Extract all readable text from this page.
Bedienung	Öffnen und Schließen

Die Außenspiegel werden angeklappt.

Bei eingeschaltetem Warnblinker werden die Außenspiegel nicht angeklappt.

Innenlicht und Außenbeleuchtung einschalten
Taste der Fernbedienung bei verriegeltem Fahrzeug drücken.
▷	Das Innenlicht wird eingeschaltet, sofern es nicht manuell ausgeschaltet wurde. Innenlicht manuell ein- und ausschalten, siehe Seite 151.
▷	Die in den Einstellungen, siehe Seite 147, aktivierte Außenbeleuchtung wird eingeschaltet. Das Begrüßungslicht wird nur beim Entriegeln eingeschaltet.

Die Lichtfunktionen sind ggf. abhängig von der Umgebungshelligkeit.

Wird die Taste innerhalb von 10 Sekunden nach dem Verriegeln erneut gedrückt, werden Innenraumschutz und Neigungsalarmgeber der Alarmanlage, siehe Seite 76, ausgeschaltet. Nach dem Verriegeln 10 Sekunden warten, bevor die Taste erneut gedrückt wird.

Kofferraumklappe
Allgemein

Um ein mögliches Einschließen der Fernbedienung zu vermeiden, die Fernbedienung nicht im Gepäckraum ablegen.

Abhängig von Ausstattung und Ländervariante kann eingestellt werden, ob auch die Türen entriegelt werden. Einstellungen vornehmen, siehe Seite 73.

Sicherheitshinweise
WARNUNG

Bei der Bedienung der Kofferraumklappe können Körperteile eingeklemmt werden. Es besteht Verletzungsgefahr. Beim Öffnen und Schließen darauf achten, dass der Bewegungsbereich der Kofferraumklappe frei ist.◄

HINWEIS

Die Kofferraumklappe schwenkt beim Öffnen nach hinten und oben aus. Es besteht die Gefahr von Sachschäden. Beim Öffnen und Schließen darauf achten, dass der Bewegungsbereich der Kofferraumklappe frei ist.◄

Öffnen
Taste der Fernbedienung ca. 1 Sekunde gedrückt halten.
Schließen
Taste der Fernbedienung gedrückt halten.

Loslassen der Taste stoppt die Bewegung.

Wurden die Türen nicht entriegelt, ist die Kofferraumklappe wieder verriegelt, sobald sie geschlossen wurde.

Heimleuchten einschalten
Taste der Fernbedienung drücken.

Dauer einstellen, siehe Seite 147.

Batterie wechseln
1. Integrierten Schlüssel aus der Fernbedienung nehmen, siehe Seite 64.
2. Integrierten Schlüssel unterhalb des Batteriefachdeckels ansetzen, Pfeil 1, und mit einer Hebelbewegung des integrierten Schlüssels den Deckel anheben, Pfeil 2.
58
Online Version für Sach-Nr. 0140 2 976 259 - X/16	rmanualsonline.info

##############################

Provide the number of lines in the data above that contain the string "drücken", and nothing else.

2